TASK BRIEF: Below is a block of data; give all of it again word for word.

[Dataset records]

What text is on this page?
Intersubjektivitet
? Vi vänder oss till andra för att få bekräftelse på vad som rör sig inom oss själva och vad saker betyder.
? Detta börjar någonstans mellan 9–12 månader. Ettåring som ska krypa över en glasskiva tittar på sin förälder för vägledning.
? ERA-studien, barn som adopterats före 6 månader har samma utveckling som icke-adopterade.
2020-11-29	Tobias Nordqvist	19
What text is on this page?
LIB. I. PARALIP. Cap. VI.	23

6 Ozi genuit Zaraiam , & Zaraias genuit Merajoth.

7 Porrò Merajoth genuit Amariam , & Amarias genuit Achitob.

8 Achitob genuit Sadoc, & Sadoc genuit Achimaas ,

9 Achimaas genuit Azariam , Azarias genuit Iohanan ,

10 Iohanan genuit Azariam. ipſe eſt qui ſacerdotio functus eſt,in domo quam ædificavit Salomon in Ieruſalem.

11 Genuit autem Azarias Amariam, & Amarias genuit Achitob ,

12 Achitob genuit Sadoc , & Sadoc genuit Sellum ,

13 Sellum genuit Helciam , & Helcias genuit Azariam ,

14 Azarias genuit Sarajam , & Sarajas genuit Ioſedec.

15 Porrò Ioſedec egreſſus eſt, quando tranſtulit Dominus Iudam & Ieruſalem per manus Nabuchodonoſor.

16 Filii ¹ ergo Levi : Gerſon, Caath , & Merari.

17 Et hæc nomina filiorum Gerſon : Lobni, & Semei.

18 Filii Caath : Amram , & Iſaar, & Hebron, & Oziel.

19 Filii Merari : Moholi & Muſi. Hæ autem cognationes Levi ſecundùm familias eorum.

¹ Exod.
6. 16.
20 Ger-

SOLUTION FOR THIS PROBLEM:
What text is on this page?
Intersubjektivitet
? Vi vänder oss till andra för att få bekräftelse på vad som rör sig inom oss själva och vad saker betyder.
? Detta börjar någonstans mellan 9–12 månader. Ettåring som ska krypa över en glasskiva tittar på sin förälder för vägledning.
? ERA-studien, barn som adopterats före 6 månader har samma utveckling som icke-adopterade.
2020-11-29	Tobias Nordqvist	19
What text is on this page?
LIB. I. PARALIP. Cap. VI.	23

6 Ozi genuit Zaraiam , & Zaraias genuit Merajoth.

7 Porrò Merajoth genuit Amariam , & Amarias genuit Achitob.

8 Achitob genuit Sadoc, & Sadoc genuit Achimaas ,

9 Achimaas genuit Azariam , Azarias genuit Iohanan ,

10 Iohanan genuit Azariam. ipſe eſt qui ſacerdotio functus eſt,in domo quam ædificavit Salomon in Ieruſalem.

11 Genuit autem Azarias Amariam, & Amarias genuit Achitob ,

12 Achitob genuit Sadoc , & Sadoc genuit Sellum ,

13 Sellum genuit Helciam , & Helcias genuit Azariam ,

14 Azarias genuit Sarajam , & Sarajas genuit Ioſedec.

15 Porrò Ioſedec egreſſus eſt, quando tranſtulit Dominus Iudam & Ieruſalem per manus Nabuchodonoſor.

16 Filii ¹ ergo Levi : Gerſon, Caath , & Merari.

17 Et hæc nomina filiorum Gerſon : Lobni, & Semei.

18 Filii Caath : Amram , & Iſaar, & Hebron, & Oziel.

19 Filii Merari : Moholi & Muſi. Hæ autem cognationes Levi ſecundùm familias eorum.

¹ Exod.
6. 16.
20 Ger-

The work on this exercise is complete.